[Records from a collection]
· · · · ·

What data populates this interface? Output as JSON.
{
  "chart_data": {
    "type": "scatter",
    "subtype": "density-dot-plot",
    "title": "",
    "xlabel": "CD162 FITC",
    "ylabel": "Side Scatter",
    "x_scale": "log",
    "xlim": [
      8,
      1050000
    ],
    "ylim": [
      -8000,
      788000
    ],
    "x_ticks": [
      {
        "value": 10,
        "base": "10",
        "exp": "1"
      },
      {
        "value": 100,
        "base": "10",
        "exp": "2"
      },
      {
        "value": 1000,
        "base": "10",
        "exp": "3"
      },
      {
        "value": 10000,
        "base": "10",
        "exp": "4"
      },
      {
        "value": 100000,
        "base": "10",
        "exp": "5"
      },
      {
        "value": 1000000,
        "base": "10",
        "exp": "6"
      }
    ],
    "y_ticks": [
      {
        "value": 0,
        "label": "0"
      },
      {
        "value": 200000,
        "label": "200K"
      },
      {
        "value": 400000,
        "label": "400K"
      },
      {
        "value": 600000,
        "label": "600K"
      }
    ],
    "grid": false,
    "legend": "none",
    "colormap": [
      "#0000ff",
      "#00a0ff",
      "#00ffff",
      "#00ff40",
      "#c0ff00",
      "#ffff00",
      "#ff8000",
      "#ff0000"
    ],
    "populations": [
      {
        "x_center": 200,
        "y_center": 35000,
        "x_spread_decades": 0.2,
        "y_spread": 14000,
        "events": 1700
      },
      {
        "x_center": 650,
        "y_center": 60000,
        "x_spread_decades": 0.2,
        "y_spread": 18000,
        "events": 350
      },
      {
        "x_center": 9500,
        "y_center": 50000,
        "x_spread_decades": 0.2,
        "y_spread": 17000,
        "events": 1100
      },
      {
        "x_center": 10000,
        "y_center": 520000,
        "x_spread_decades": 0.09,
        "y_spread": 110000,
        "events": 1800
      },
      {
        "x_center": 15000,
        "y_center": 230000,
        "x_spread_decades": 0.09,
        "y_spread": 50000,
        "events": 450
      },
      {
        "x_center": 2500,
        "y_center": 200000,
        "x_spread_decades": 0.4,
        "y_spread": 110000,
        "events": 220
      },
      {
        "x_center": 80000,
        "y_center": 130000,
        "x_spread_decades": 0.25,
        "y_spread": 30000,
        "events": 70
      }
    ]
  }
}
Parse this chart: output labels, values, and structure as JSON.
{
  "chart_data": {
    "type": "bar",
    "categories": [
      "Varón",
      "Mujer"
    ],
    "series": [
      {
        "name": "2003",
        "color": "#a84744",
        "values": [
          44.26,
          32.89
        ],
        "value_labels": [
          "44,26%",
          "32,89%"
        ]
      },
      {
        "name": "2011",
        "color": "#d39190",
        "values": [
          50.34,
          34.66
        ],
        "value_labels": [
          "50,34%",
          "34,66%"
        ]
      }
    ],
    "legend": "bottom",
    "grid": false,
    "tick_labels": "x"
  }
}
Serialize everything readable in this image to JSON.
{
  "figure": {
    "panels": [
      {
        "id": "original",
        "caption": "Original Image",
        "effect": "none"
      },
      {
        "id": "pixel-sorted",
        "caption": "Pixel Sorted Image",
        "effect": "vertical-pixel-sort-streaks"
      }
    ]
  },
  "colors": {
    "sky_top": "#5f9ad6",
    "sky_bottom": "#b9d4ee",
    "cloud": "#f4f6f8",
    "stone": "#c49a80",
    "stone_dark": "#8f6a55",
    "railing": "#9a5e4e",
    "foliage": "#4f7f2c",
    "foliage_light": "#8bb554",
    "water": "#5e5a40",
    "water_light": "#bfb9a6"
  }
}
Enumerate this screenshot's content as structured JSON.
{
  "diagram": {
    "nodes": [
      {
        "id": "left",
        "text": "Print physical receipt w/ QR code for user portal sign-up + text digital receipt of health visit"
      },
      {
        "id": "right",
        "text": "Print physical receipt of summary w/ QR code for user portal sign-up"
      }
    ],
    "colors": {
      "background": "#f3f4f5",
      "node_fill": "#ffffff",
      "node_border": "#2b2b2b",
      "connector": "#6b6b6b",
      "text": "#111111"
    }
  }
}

· · · · ·

◆ Directive
Reproduce the listing above word for word.

◆ Answer to the exercise
What data populates this interface? Output as JSON.
{
  "chart_data": {
    "type": "scatter",
    "subtype": "density-dot-plot",
    "title": "",
    "xlabel": "CD162 FITC",
    "ylabel": "Side Scatter",
    "x_scale": "log",
    "xlim": [
      8,
      1050000
    ],
    "ylim": [
      -8000,
      788000
    ],
    "x_ticks": [
      {
        "value": 10,
        "base": "10",
        "exp": "1"
      },
      {
        "value": 100,
        "base": "10",
        "exp": "2"
      },
      {
        "value": 1000,
        "base": "10",
        "exp": "3"
      },
      {
        "value": 10000,
        "base": "10",
        "exp": "4"
      },
      {
        "value": 100000,
        "base": "10",
        "exp": "5"
      },
      {
        "value": 1000000,
        "base": "10",
        "exp": "6"
      }
    ],
    "y_ticks": [
      {
        "value": 0,
        "label": "0"
      },
      {
        "value": 200000,
        "label": "200K"
      },
      {
        "value": 400000,
        "label": "400K"
      },
      {
        "value": 600000,
        "label": "600K"
      }
    ],
    "grid": false,
    "legend": "none",
    "colormap": [
      "#0000ff",
      "#00a0ff",
      "#00ffff",
      "#00ff40",
      "#c0ff00",
      "#ffff00",
      "#ff8000",
      "#ff0000"
    ],
    "populations": [
      {
        "x_center": 200,
        "y_center": 35000,
        "x_spread_decades": 0.2,
        "y_spread": 14000,
        "events": 1700
      },
      {
        "x_center": 650,
        "y_center": 60000,
        "x_spread_decades": 0.2,
        "y_spread": 18000,
        "events": 350
      },
      {
        "x_center": 9500,
        "y_center": 50000,
        "x_spread_decades": 0.2,
        "y_spread": 17000,
        "events": 1100
      },
      {
        "x_center": 10000,
        "y_center": 520000,
        "x_spread_decades": 0.09,
        "y_spread": 110000,
        "events": 1800
      },
      {
        "x_center": 15000,
        "y_center": 230000,
        "x_spread_decades": 0.09,
        "y_spread": 50000,
        "events": 450
      },
      {
        "x_center": 2500,
        "y_center": 200000,
        "x_spread_decades": 0.4,
        "y_spread": 110000,
        "events": 220
      },
      {
        "x_center": 80000,
        "y_center": 130000,
        "x_spread_decades": 0.25,
        "y_spread": 30000,
        "events": 70
      }
    ]
  }
}
Parse this chart: output labels, values, and structure as JSON.
{
  "chart_data": {
    "type": "bar",
    "categories": [
      "Varón",
      "Mujer"
    ],
    "series": [
      {
        "name": "2003",
        "color": "#a84744",
        "values": [
          44.26,
          32.89
        ],
        "value_labels": [
          "44,26%",
          "32,89%"
        ]
      },
      {
        "name": "2011",
        "color": "#d39190",
        "values": [
          50.34,
          34.66
        ],
        "value_labels": [
          "50,34%",
          "34,66%"
        ]
      }
    ],
    "legend": "bottom",
    "grid": false,
    "tick_labels": "x"
  }
}
Serialize everything readable in this image to JSON.
{
  "figure": {
    "panels": [
      {
        "id": "original",
        "caption": "Original Image",
        "effect": "none"
      },
      {
        "id": "pixel-sorted",
        "caption": "Pixel Sorted Image",
        "effect": "vertical-pixel-sort-streaks"
      }
    ]
  },
  "colors": {
    "sky_top": "#5f9ad6",
    "sky_bottom": "#b9d4ee",
    "cloud": "#f4f6f8",
    "stone": "#c49a80",
    "stone_dark": "#8f6a55",
    "railing": "#9a5e4e",
    "foliage": "#4f7f2c",
    "foliage_light": "#8bb554",
    "water": "#5e5a40",
    "water_light": "#bfb9a6"
  }
}
Enumerate this screenshot's content as structured JSON.
{
  "diagram": {
    "nodes": [
      {
        "id": "left",
        "text": "Print physical receipt w/ QR code for user portal sign-up + text digital receipt of health visit"
      },
      {
        "id": "right",
        "text": "Print physical receipt of summary w/ QR code for user portal sign-up"
      }
    ],
    "colors": {
      "background": "#f3f4f5",
      "node_fill": "#ffffff",
      "node_border": "#2b2b2b",
      "connector": "#6b6b6b",
      "text": "#111111"
    }
  }
}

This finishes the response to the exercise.